Problem:
Check every line of the data below for the string "color", and copy the ones that hold it.
....................
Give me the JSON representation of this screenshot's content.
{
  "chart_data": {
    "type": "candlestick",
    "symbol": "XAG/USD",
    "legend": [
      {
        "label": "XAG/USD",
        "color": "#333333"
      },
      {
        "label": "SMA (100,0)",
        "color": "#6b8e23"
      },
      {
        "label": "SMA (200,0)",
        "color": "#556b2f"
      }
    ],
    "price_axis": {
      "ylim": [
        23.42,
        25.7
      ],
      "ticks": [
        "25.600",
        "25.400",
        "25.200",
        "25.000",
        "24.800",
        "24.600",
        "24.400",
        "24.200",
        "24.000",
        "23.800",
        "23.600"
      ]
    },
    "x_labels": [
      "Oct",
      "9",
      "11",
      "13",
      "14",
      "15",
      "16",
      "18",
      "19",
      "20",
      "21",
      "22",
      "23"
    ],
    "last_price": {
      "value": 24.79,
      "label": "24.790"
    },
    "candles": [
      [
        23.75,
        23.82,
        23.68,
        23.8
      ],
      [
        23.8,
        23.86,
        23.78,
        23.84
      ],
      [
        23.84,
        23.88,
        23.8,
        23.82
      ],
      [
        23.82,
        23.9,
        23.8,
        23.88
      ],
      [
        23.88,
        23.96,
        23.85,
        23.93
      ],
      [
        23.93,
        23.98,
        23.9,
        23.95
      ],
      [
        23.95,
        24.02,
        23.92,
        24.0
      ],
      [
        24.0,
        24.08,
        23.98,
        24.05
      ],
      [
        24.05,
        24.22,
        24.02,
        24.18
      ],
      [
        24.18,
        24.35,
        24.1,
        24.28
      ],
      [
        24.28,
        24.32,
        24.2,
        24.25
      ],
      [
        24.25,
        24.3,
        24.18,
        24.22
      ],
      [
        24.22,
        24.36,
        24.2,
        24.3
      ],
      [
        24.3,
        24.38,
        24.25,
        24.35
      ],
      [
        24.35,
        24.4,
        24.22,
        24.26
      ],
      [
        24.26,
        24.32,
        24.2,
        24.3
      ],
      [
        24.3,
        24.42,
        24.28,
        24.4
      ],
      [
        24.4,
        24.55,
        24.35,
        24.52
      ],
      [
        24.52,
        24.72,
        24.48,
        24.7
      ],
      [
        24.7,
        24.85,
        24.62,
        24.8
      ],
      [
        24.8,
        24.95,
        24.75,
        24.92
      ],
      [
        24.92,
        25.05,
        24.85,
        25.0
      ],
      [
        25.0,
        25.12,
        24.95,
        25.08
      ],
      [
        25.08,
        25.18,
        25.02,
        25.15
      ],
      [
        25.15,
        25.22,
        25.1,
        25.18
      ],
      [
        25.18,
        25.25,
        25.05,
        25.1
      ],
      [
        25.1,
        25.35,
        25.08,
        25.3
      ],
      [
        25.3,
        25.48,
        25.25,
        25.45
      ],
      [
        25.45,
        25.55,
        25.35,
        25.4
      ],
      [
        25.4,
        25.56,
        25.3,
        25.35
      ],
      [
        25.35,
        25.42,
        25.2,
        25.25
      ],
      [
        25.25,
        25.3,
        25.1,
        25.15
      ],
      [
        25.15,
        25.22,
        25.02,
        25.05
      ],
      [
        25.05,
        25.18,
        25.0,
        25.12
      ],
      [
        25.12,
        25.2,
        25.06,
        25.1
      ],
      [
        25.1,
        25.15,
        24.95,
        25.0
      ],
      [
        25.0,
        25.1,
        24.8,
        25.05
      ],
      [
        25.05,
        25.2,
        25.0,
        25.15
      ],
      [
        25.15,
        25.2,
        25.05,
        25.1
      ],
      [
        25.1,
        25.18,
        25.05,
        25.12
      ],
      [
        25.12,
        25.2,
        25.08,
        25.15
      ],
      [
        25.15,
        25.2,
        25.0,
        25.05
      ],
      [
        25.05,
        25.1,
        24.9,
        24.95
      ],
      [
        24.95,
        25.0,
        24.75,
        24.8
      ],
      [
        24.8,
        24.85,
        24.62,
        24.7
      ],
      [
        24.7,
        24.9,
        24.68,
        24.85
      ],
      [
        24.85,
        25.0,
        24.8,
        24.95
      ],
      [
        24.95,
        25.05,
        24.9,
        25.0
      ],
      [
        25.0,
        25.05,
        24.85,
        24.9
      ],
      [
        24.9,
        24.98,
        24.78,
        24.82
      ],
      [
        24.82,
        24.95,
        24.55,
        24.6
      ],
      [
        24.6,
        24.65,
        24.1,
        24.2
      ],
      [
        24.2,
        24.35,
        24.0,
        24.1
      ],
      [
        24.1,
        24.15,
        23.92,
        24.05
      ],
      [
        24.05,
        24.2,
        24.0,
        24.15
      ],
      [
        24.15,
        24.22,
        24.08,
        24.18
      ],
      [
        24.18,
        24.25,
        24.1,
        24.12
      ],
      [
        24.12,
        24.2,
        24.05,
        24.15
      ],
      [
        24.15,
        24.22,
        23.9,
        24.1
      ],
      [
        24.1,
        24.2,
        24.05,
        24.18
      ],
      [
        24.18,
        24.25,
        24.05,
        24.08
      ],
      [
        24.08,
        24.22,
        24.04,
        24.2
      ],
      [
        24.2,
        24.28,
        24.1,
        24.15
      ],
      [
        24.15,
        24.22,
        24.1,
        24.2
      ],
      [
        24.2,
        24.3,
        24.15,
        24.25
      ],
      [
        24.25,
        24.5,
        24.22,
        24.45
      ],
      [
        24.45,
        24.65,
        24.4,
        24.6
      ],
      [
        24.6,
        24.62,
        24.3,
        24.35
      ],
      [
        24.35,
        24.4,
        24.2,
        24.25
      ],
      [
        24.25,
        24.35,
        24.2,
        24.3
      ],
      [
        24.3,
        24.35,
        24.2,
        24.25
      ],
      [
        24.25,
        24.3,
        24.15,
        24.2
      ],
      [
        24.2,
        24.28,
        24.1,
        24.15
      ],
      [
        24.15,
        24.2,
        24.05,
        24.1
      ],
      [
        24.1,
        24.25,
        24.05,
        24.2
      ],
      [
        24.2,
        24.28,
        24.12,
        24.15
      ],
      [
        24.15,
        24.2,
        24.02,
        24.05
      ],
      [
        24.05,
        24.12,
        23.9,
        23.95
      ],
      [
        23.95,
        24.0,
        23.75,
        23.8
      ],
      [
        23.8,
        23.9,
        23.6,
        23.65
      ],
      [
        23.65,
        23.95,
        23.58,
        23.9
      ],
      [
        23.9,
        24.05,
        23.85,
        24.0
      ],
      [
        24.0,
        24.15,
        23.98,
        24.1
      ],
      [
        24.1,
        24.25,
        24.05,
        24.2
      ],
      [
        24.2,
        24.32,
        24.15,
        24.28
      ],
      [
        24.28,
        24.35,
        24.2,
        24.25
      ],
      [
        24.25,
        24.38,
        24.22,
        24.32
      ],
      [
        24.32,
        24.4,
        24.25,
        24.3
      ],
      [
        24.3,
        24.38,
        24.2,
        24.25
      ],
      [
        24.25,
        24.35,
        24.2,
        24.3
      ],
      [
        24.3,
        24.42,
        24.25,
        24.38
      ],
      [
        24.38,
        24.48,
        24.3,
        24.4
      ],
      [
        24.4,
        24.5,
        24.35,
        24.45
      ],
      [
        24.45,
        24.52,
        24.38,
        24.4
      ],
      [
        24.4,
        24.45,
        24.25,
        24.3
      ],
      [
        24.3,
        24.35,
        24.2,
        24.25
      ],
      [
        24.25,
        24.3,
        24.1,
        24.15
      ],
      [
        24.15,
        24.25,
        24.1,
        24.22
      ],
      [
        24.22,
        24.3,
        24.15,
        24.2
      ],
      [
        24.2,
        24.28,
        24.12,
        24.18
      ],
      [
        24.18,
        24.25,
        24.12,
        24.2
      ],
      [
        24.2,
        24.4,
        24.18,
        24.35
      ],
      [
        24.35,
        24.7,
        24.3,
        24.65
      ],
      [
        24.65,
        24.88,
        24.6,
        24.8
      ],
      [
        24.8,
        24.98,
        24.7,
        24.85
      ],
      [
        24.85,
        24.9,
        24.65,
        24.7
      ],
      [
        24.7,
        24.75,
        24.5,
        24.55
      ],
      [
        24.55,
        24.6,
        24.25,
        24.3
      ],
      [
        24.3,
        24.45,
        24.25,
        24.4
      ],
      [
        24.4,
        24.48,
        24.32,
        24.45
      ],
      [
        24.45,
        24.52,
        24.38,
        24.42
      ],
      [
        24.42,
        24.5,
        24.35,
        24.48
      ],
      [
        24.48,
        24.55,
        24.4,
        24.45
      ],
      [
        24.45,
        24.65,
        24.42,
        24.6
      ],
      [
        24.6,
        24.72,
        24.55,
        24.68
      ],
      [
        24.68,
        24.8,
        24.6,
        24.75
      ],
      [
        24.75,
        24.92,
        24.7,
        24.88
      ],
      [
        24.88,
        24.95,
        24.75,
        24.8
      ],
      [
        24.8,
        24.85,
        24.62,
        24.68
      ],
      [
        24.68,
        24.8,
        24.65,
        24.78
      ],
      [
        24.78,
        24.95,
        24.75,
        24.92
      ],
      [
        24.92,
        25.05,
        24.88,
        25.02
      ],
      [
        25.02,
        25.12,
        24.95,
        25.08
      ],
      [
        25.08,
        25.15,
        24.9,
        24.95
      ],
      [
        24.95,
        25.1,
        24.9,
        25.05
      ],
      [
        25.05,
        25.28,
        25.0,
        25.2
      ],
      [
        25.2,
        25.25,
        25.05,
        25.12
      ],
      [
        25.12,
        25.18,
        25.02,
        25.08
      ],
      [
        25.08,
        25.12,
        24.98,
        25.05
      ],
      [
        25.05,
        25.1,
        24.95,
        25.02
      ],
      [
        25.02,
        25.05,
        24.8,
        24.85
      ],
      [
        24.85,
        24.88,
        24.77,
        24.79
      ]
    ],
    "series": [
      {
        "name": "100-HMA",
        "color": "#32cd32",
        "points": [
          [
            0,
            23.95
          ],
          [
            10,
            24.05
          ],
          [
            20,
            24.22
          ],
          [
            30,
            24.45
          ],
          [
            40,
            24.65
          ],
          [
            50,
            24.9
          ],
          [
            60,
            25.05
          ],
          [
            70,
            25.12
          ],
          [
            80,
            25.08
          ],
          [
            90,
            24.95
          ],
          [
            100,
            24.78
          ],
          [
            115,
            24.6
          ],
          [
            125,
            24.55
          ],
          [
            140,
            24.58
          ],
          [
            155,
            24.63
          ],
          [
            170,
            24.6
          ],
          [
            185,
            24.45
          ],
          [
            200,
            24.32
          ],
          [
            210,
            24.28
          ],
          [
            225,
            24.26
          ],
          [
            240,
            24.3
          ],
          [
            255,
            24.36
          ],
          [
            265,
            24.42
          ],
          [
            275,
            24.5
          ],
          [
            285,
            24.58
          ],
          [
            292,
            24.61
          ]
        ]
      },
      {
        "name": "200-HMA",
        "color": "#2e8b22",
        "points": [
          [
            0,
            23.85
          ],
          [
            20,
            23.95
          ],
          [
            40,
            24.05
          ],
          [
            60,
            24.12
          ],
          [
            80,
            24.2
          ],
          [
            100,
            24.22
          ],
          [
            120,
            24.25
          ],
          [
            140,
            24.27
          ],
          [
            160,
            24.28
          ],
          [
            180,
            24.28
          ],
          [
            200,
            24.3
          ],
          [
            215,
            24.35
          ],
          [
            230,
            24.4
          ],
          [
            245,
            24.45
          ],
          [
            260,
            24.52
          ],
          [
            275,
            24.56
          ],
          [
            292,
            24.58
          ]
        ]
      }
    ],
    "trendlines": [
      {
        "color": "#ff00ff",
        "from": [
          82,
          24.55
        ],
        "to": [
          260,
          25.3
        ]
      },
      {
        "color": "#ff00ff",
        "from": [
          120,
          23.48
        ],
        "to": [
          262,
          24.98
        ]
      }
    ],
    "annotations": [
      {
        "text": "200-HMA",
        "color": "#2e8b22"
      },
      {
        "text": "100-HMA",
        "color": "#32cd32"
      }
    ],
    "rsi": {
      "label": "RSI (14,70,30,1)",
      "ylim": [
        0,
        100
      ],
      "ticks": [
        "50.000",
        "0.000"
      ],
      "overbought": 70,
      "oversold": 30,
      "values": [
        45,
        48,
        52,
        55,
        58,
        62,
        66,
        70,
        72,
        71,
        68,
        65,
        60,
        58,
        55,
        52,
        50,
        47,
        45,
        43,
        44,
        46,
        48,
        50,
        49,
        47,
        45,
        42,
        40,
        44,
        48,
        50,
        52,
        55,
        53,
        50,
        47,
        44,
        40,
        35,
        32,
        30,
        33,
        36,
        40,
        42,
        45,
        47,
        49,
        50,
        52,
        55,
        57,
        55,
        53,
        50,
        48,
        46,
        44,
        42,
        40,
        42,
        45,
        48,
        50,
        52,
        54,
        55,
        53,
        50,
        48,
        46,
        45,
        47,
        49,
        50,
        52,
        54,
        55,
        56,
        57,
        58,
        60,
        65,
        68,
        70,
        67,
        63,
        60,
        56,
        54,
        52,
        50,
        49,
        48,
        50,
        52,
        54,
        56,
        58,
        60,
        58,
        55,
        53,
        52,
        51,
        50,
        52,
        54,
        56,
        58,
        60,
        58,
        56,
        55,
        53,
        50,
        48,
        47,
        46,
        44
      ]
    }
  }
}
....................
Correct result:
        "color": "#333333"
        "color": "#6b8e23"
        "color": "#556b2f"
        "color": "#32cd32",
        "color": "#2e8b22",
        "color": "#ff00ff",
        "color": "#ff00ff",
        "color": "#2e8b22"
        "color": "#32cd32"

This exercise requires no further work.